> **Set exercise**: Type out the records that follow, exactly as given.

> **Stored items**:
_ _ _ _ _
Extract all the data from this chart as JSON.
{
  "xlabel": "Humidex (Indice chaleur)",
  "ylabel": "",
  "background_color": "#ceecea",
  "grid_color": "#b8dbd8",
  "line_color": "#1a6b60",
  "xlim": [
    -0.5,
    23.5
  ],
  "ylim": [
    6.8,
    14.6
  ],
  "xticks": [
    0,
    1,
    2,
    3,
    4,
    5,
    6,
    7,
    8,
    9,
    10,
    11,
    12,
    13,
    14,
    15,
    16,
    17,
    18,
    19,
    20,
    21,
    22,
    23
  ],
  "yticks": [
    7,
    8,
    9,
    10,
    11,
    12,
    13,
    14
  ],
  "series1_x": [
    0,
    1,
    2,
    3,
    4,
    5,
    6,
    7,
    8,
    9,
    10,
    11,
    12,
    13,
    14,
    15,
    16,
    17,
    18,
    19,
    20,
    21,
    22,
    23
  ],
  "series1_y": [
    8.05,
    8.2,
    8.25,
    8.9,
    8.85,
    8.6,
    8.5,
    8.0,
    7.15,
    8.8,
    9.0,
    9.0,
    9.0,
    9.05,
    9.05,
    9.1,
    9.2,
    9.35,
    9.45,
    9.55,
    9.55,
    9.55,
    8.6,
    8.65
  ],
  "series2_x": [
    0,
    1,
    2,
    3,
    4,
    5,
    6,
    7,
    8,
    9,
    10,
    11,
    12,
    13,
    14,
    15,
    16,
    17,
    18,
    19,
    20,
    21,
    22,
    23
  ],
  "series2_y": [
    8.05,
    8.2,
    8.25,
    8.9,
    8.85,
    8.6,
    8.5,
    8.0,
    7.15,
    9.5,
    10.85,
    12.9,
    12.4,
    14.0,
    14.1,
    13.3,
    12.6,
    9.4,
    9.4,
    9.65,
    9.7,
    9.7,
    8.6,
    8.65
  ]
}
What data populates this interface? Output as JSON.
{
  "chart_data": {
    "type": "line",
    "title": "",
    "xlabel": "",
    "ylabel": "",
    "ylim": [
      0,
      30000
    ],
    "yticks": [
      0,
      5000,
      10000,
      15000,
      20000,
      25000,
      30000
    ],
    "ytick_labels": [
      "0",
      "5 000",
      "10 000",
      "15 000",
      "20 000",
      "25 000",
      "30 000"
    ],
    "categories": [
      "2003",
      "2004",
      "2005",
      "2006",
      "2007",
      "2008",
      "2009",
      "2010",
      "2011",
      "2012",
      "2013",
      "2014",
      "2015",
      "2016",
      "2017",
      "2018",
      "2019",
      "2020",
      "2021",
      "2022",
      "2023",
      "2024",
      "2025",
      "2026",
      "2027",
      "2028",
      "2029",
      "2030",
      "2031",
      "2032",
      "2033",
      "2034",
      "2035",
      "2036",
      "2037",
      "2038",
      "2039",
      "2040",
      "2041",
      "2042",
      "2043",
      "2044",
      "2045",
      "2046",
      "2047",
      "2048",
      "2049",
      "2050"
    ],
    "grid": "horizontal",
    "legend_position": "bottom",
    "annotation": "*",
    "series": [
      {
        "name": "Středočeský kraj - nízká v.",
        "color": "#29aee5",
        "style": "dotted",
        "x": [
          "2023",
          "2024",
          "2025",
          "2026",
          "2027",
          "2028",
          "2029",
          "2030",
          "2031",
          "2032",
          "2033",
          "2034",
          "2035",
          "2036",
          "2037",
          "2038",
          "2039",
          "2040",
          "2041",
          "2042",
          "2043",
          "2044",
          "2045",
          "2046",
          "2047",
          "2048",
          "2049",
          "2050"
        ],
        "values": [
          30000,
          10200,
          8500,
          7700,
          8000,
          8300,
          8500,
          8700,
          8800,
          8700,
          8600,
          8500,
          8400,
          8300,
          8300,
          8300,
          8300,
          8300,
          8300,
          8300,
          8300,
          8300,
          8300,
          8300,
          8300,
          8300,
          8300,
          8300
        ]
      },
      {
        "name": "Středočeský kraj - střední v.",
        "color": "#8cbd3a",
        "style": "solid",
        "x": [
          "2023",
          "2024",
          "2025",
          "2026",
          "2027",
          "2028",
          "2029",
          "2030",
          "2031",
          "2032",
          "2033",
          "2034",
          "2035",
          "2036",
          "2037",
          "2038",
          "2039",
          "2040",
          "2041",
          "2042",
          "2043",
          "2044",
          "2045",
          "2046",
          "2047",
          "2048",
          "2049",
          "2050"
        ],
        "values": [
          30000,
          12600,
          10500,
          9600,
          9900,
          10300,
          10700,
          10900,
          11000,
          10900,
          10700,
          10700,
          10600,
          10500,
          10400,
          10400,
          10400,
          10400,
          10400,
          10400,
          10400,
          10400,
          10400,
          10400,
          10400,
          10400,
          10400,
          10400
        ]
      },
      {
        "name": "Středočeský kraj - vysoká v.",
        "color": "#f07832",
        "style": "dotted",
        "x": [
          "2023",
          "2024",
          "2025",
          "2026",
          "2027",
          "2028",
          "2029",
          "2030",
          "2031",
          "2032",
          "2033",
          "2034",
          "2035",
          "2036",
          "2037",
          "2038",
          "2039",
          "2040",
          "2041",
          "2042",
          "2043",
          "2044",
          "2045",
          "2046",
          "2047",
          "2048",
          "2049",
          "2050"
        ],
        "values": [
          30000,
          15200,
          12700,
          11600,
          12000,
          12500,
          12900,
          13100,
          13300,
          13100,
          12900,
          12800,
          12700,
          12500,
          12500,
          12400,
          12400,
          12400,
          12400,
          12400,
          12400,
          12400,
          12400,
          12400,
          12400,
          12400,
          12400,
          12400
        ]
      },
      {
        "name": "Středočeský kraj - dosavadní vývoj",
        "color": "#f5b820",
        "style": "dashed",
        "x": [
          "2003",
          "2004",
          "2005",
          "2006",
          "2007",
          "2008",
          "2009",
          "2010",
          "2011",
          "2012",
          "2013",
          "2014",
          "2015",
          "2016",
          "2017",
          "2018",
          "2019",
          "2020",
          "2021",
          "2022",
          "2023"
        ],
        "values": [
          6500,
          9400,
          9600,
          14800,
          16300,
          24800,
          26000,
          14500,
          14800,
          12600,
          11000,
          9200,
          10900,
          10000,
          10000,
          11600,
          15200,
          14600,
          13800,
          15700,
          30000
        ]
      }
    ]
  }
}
_ _ _ _ _
> **Correct output**:
Extract all the data from this chart as JSON.
{
  "xlabel": "Humidex (Indice chaleur)",
  "ylabel": "",
  "background_color": "#ceecea",
  "grid_color": "#b8dbd8",
  "line_color": "#1a6b60",
  "xlim": [
    -0.5,
    23.5
  ],
  "ylim": [
    6.8,
    14.6
  ],
  "xticks": [
    0,
    1,
    2,
    3,
    4,
    5,
    6,
    7,
    8,
    9,
    10,
    11,
    12,
    13,
    14,
    15,
    16,
    17,
    18,
    19,
    20,
    21,
    22,
    23
  ],
  "yticks": [
    7,
    8,
    9,
    10,
    11,
    12,
    13,
    14
  ],
  "series1_x": [
    0,
    1,
    2,
    3,
    4,
    5,
    6,
    7,
    8,
    9,
    10,
    11,
    12,
    13,
    14,
    15,
    16,
    17,
    18,
    19,
    20,
    21,
    22,
    23
  ],
  "series1_y": [
    8.05,
    8.2,
    8.25,
    8.9,
    8.85,
    8.6,
    8.5,
    8.0,
    7.15,
    8.8,
    9.0,
    9.0,
    9.0,
    9.05,
    9.05,
    9.1,
    9.2,
    9.35,
    9.45,
    9.55,
    9.55,
    9.55,
    8.6,
    8.65
  ],
  "series2_x": [
    0,
    1,
    2,
    3,
    4,
    5,
    6,
    7,
    8,
    9,
    10,
    11,
    12,
    13,
    14,
    15,
    16,
    17,
    18,
    19,
    20,
    21,
    22,
    23
  ],
  "series2_y": [
    8.05,
    8.2,
    8.25,
    8.9,
    8.85,
    8.6,
    8.5,
    8.0,
    7.15,
    9.5,
    10.85,
    12.9,
    12.4,
    14.0,
    14.1,
    13.3,
    12.6,
    9.4,
    9.4,
    9.65,
    9.7,
    9.7,
    8.6,
    8.65
  ]
}
What data populates this interface? Output as JSON.
{
  "chart_data": {
    "type": "line",
    "title": "",
    "xlabel": "",
    "ylabel": "",
    "ylim": [
      0,
      30000
    ],
    "yticks": [
      0,
      5000,
      10000,
      15000,
      20000,
      25000,
      30000
    ],
    "ytick_labels": [
      "0",
      "5 000",
      "10 000",
      "15 000",
      "20 000",
      "25 000",
      "30 000"
    ],
    "categories": [
      "2003",
      "2004",
      "2005",
      "2006",
      "2007",
      "2008",
      "2009",
      "2010",
      "2011",
      "2012",
      "2013",
      "2014",
      "2015",
      "2016",
      "2017",
      "2018",
      "2019",
      "2020",
      "2021",
      "2022",
      "2023",
      "2024",
      "2025",
      "2026",
      "2027",
      "2028",
      "2029",
      "2030",
      "2031",
      "2032",
      "2033",
      "2034",
      "2035",
      "2036",
      "2037",
      "2038",
      "2039",
      "2040",
      "2041",
      "2042",
      "2043",
      "2044",
      "2045",
      "2046",
      "2047",
      "2048",
      "2049",
      "2050"
    ],
    "grid": "horizontal",
    "legend_position": "bottom",
    "annotation": "*",
    "series": [
      {
        "name": "Středočeský kraj - nízká v.",
        "color": "#29aee5",
        "style": "dotted",
        "x": [
          "2023",
          "2024",
          "2025",
          "2026",
          "2027",
          "2028",
          "2029",
          "2030",
          "2031",
          "2032",
          "2033",
          "2034",
          "2035",
          "2036",
          "2037",
          "2038",
          "2039",
          "2040",
          "2041",
          "2042",
          "2043",
          "2044",
          "2045",
          "2046",
          "2047",
          "2048",
          "2049",
          "2050"
        ],
        "values": [
          30000,
          10200,
          8500,
          7700,
          8000,
          8300,
          8500,
          8700,
          8800,
          8700,
          8600,
          8500,
          8400,
          8300,
          8300,
          8300,
          8300,
          8300,
          8300,
          8300,
          8300,
          8300,
          8300,
          8300,
          8300,
          8300,
          8300,
          8300
        ]
      },
      {
        "name": "Středočeský kraj - střední v.",
        "color": "#8cbd3a",
        "style": "solid",
        "x": [
          "2023",
          "2024",
          "2025",
          "2026",
          "2027",
          "2028",
          "2029",
          "2030",
          "2031",
          "2032",
          "2033",
          "2034",
          "2035",
          "2036",
          "2037",
          "2038",
          "2039",
          "2040",
          "2041",
          "2042",
          "2043",
          "2044",
          "2045",
          "2046",
          "2047",
          "2048",
          "2049",
          "2050"
        ],
        "values": [
          30000,
          12600,
          10500,
          9600,
          9900,
          10300,
          10700,
          10900,
          11000,
          10900,
          10700,
          10700,
          10600,
          10500,
          10400,
          10400,
          10400,
          10400,
          10400,
          10400,
          10400,
          10400,
          10400,
          10400,
          10400,
          10400,
          10400,
          10400
        ]
      },
      {
        "name": "Středočeský kraj - vysoká v.",
        "color": "#f07832",
        "style": "dotted",
        "x": [
          "2023",
          "2024",
          "2025",
          "2026",
          "2027",
          "2028",
          "2029",
          "2030",
          "2031",
          "2032",
          "2033",
          "2034",
          "2035",
          "2036",
          "2037",
          "2038",
          "2039",
          "2040",
          "2041",
          "2042",
          "2043",
          "2044",
          "2045",
          "2046",
          "2047",
          "2048",
          "2049",
          "2050"
        ],
        "values": [
          30000,
          15200,
          12700,
          11600,
          12000,
          12500,
          12900,
          13100,
          13300,
          13100,
          12900,
          12800,
          12700,
          12500,
          12500,
          12400,
          12400,
          12400,
          12400,
          12400,
          12400,
          12400,
          12400,
          12400,
          12400,
          12400,
          12400,
          12400
        ]
      },
      {
        "name": "Středočeský kraj - dosavadní vývoj",
        "color": "#f5b820",
        "style": "dashed",
        "x": [
          "2003",
          "2004",
          "2005",
          "2006",
          "2007",
          "2008",
          "2009",
          "2010",
          "2011",
          "2012",
          "2013",
          "2014",
          "2015",
          "2016",
          "2017",
          "2018",
          "2019",
          "2020",
          "2021",
          "2022",
          "2023"
        ],
        "values": [
          6500,
          9400,
          9600,
          14800,
          16300,
          24800,
          26000,
          14500,
          14800,
          12600,
          11000,
          9200,
          10900,
          10000,
          10000,
          11600,
          15200,
          14600,
          13800,
          15700,
          30000
        ]
      }
    ]
  }
}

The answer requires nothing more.